Work to be completed => Pull out from the material below all lines with "received".

-- Begin --

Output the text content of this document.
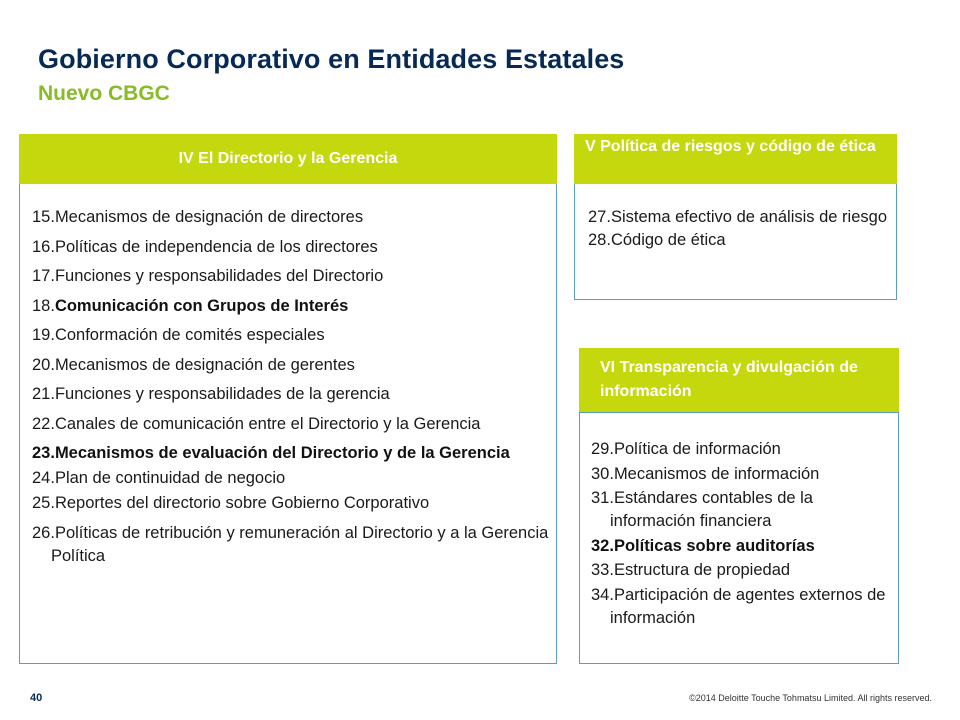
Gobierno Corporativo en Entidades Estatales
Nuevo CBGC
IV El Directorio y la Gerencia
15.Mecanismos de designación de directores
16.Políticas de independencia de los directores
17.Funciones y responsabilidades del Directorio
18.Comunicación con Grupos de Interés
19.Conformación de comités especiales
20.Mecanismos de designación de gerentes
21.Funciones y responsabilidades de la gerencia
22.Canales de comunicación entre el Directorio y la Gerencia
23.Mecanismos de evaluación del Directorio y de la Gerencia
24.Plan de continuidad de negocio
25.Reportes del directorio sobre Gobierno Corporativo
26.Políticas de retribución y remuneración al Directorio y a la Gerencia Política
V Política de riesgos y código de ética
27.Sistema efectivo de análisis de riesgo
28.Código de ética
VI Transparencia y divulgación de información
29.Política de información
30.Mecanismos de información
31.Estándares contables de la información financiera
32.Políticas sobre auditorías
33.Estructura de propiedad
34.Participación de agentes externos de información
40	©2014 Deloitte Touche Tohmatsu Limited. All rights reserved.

-- End --
-- Begin --

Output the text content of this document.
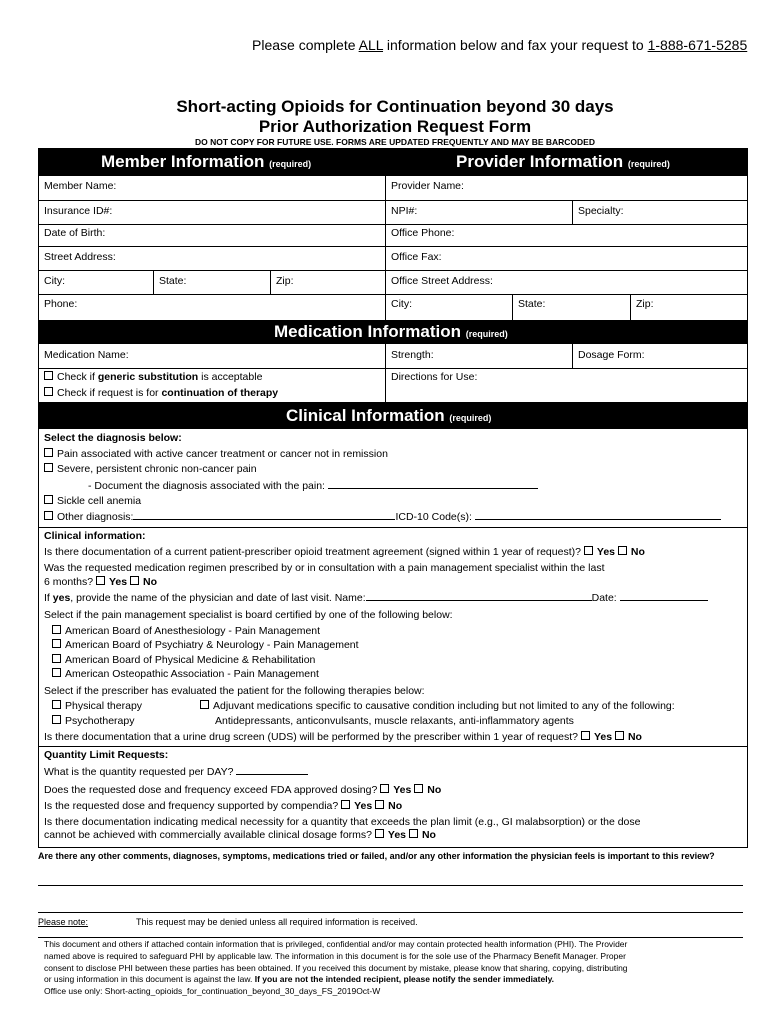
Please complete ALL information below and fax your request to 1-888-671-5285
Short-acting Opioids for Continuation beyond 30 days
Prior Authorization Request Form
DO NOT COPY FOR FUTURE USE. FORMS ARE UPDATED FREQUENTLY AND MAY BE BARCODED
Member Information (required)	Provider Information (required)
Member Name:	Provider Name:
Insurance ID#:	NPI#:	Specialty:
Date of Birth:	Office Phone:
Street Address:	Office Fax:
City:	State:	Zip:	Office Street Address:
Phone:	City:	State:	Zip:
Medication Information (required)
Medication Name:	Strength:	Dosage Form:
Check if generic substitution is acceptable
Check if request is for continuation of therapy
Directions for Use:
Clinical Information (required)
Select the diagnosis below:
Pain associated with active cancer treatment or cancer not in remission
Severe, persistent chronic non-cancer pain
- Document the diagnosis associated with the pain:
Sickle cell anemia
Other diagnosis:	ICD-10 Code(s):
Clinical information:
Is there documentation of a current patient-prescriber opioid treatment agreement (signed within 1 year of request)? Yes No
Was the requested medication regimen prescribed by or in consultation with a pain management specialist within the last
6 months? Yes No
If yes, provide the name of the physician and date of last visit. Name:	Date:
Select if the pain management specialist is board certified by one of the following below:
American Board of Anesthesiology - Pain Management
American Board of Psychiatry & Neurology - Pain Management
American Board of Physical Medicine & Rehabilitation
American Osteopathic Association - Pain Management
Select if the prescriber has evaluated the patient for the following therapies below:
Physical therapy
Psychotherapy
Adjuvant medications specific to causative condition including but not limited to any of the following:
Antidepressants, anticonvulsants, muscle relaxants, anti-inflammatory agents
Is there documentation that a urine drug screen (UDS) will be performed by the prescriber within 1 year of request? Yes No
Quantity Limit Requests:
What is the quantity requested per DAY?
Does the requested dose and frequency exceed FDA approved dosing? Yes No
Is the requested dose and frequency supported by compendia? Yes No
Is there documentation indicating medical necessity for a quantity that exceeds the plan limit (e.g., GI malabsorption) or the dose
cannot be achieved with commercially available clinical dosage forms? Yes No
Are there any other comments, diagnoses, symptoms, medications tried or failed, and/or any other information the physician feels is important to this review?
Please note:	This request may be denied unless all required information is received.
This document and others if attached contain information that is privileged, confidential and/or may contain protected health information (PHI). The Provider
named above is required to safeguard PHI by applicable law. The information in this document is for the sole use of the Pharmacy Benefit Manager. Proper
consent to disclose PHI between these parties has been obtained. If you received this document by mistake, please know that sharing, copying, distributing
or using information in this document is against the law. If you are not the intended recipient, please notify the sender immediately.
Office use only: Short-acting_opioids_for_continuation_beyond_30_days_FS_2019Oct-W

-- End --
-- Begin --

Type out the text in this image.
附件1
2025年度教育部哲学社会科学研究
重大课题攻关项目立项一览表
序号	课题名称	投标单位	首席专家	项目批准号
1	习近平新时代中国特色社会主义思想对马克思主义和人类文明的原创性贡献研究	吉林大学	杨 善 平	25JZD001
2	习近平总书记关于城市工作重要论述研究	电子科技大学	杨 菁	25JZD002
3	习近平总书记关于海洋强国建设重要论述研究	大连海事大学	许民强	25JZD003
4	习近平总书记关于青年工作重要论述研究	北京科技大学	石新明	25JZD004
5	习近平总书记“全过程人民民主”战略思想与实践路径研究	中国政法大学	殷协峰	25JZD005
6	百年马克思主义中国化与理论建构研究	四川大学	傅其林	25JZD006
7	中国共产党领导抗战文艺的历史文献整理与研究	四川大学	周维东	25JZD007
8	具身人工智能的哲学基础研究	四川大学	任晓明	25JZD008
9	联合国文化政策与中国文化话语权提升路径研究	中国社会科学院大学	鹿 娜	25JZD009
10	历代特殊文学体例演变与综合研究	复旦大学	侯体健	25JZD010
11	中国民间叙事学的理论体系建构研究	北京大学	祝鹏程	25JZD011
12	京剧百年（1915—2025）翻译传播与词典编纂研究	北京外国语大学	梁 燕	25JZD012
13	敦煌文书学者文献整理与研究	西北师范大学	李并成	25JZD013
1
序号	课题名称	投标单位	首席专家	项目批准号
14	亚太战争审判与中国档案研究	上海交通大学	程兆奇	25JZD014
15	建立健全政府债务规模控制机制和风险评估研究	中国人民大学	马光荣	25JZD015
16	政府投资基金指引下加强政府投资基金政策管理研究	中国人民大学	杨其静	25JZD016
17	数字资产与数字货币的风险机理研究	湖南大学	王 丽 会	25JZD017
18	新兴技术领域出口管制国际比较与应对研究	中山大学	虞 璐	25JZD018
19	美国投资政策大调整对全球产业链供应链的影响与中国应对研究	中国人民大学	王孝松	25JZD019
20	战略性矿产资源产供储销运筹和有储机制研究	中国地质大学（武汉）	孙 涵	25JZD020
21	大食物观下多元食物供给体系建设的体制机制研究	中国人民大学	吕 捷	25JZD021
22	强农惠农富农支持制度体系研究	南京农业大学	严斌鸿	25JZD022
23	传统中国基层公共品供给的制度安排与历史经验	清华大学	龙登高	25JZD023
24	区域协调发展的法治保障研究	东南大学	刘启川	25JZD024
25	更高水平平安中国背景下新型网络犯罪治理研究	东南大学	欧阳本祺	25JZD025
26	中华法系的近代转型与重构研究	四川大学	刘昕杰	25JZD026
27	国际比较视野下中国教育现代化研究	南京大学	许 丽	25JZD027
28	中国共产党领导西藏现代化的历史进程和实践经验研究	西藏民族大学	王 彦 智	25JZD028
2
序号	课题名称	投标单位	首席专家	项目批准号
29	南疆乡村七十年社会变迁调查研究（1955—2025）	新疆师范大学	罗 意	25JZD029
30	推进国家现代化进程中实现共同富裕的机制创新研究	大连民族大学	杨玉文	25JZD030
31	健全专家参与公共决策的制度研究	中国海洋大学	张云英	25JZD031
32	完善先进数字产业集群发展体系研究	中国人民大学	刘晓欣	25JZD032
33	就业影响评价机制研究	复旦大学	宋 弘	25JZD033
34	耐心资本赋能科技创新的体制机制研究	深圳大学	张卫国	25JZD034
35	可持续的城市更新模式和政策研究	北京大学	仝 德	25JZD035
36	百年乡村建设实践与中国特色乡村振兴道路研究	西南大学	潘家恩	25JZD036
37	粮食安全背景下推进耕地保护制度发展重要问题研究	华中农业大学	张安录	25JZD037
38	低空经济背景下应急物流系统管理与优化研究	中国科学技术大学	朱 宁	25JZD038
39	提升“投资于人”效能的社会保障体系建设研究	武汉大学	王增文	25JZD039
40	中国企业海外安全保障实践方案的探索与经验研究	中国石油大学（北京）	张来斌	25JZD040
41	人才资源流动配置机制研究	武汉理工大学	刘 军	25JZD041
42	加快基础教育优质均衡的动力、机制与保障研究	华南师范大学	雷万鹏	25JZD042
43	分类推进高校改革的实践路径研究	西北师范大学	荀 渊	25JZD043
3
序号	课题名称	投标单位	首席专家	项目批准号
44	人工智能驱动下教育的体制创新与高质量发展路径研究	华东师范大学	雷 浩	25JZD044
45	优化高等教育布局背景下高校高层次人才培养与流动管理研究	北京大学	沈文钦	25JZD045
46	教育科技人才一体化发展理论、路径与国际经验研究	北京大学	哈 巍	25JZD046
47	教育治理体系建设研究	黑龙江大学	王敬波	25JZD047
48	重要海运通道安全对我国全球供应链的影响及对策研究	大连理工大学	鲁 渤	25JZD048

-- End --

Output =>
Please note:	This request may be denied unless all required information is received.
consent to disclose PHI between these parties has been obtained. If you received this document by mistake, please know that sharing, copying, distributing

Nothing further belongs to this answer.